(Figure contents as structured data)
— START —
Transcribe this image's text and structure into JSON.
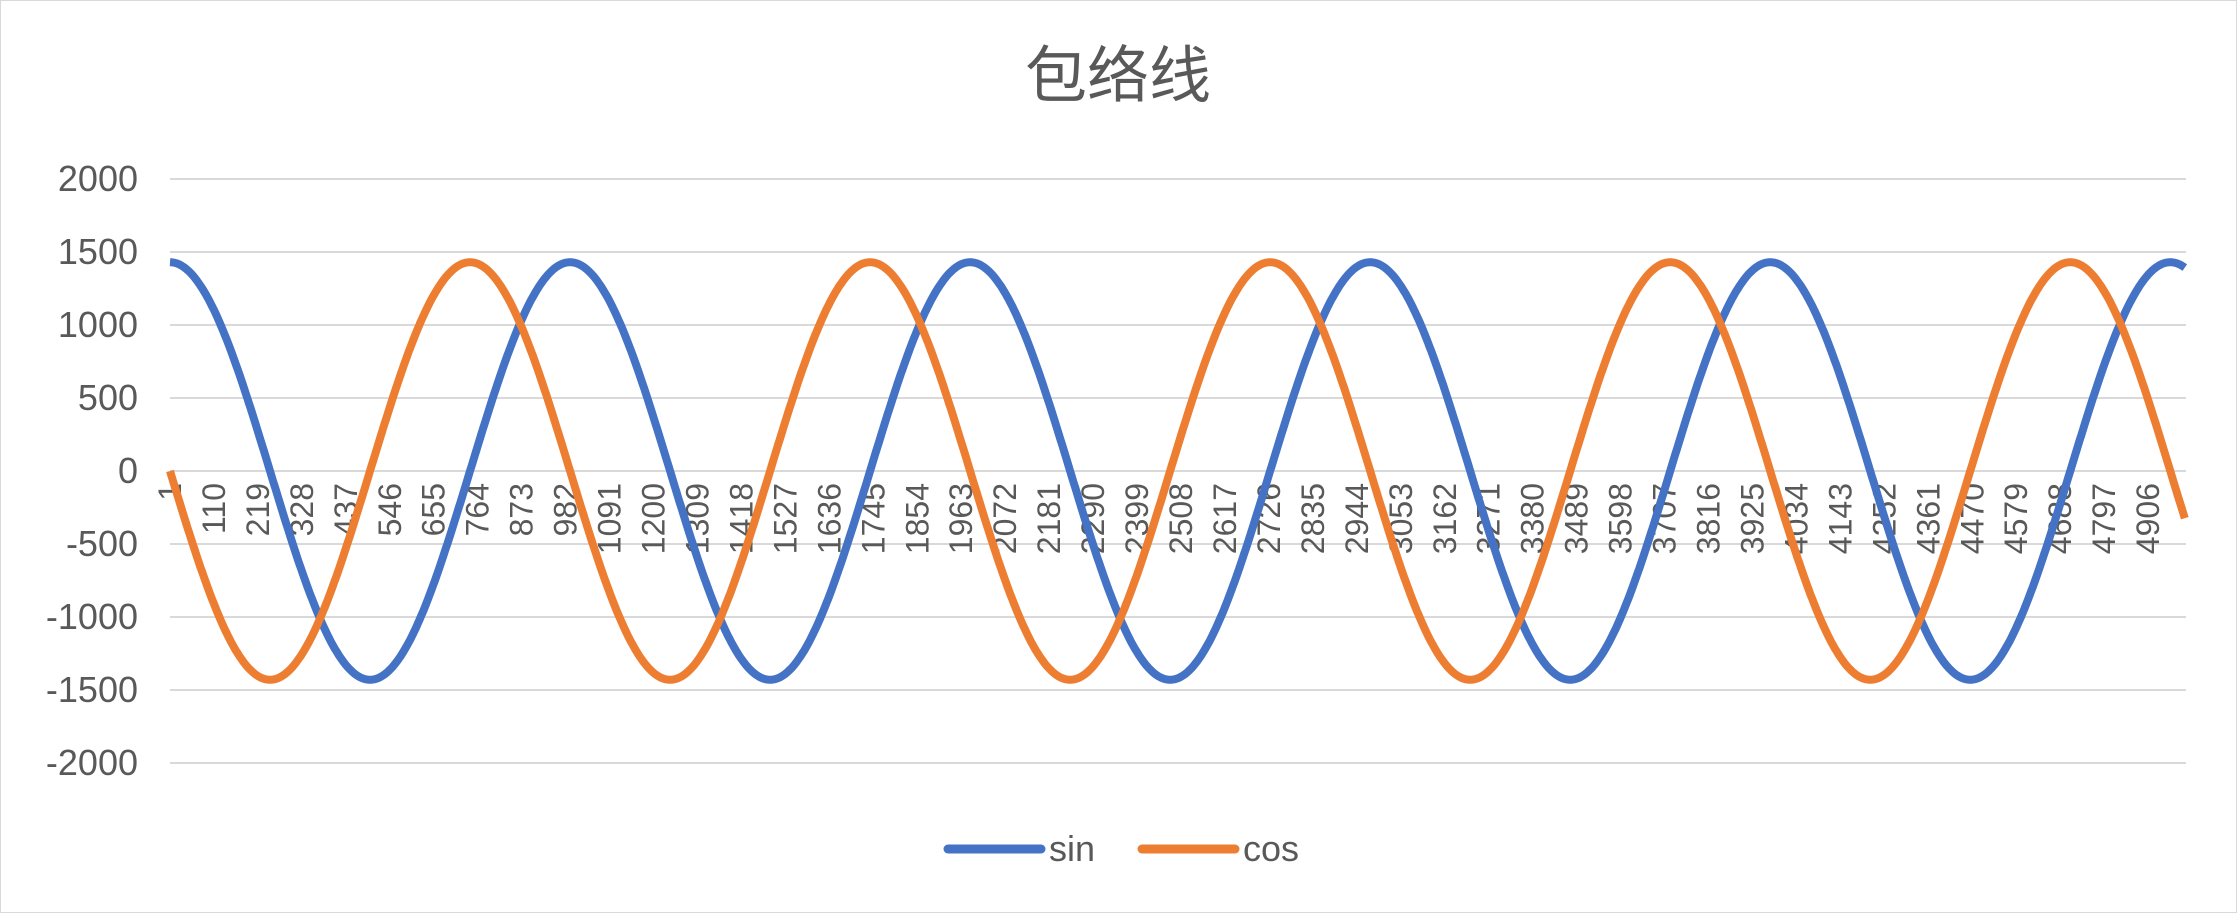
{
  "chart_data": {
    "type": "line",
    "title": "包络线",
    "xlabel": "",
    "ylabel": "",
    "ylim": [
      -2000,
      2000
    ],
    "yticks": [
      "2000",
      "1500",
      "1000",
      "500",
      "0",
      "-500",
      "-1000",
      "-1500",
      "-2000"
    ],
    "xlim": [
      1,
      5000
    ],
    "xticks": [
      "1",
      "110",
      "219",
      "328",
      "437",
      "546",
      "655",
      "764",
      "873",
      "982",
      "1091",
      "1200",
      "1309",
      "1418",
      "1527",
      "1636",
      "1745",
      "1854",
      "1963",
      "2072",
      "2181",
      "2290",
      "2399",
      "2508",
      "2617",
      "2726",
      "2835",
      "2944",
      "3053",
      "3162",
      "3271",
      "3380",
      "3489",
      "3598",
      "3707",
      "3816",
      "3925",
      "4034",
      "4143",
      "4252",
      "4361",
      "4470",
      "4579",
      "4688",
      "4797",
      "4906"
    ],
    "grid": true,
    "legend_position": "bottom",
    "series": [
      {
        "name": "sin",
        "color": "#4472c4",
        "x": [
          1,
          496,
          992,
          1488,
          1984,
          2480,
          2976,
          3472,
          3968,
          4464,
          4960,
          5000
        ],
        "values": [
          1430,
          -1430,
          1430,
          -1430,
          1430,
          -1430,
          1430,
          -1430,
          1430,
          -1430,
          1430,
          1400
        ],
        "amplitude": 1430,
        "period": 992
      },
      {
        "name": "cos",
        "color": "#ed7d31",
        "x": [
          1,
          248,
          744,
          1240,
          1736,
          2232,
          2728,
          3224,
          3720,
          4216,
          4712,
          5000
        ],
        "values": [
          -30,
          -1430,
          1430,
          -1430,
          1430,
          -1430,
          1430,
          -1430,
          1430,
          -1430,
          1430,
          -300
        ],
        "amplitude": 1430,
        "period": 992
      }
    ]
  }
}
— END —
EXERCISE BRIEF:
Print each of the records above exactly as written, leaving no picture in the copy.

ANSWER TO THIS EXERCISE:
Transcribe this image's text and structure into JSON.
{
  "chart_data": {
    "type": "line",
    "title": "包络线",
    "xlabel": "",
    "ylabel": "",
    "ylim": [
      -2000,
      2000
    ],
    "yticks": [
      "2000",
      "1500",
      "1000",
      "500",
      "0",
      "-500",
      "-1000",
      "-1500",
      "-2000"
    ],
    "xlim": [
      1,
      5000
    ],
    "xticks": [
      "1",
      "110",
      "219",
      "328",
      "437",
      "546",
      "655",
      "764",
      "873",
      "982",
      "1091",
      "1200",
      "1309",
      "1418",
      "1527",
      "1636",
      "1745",
      "1854",
      "1963",
      "2072",
      "2181",
      "2290",
      "2399",
      "2508",
      "2617",
      "2726",
      "2835",
      "2944",
      "3053",
      "3162",
      "3271",
      "3380",
      "3489",
      "3598",
      "3707",
      "3816",
      "3925",
      "4034",
      "4143",
      "4252",
      "4361",
      "4470",
      "4579",
      "4688",
      "4797",
      "4906"
    ],
    "grid": true,
    "legend_position": "bottom",
    "series": [
      {
        "name": "sin",
        "color": "#4472c4",
        "x": [
          1,
          496,
          992,
          1488,
          1984,
          2480,
          2976,
          3472,
          3968,
          4464,
          4960,
          5000
        ],
        "values": [
          1430,
          -1430,
          1430,
          -1430,
          1430,
          -1430,
          1430,
          -1430,
          1430,
          -1430,
          1430,
          1400
        ],
        "amplitude": 1430,
        "period": 992
      },
      {
        "name": "cos",
        "color": "#ed7d31",
        "x": [
          1,
          248,
          744,
          1240,
          1736,
          2232,
          2728,
          3224,
          3720,
          4216,
          4712,
          5000
        ],
        "values": [
          -30,
          -1430,
          1430,
          -1430,
          1430,
          -1430,
          1430,
          -1430,
          1430,
          -1430,
          1430,
          -300
        ],
        "amplitude": 1430,
        "period": 992
      }
    ]
  }
}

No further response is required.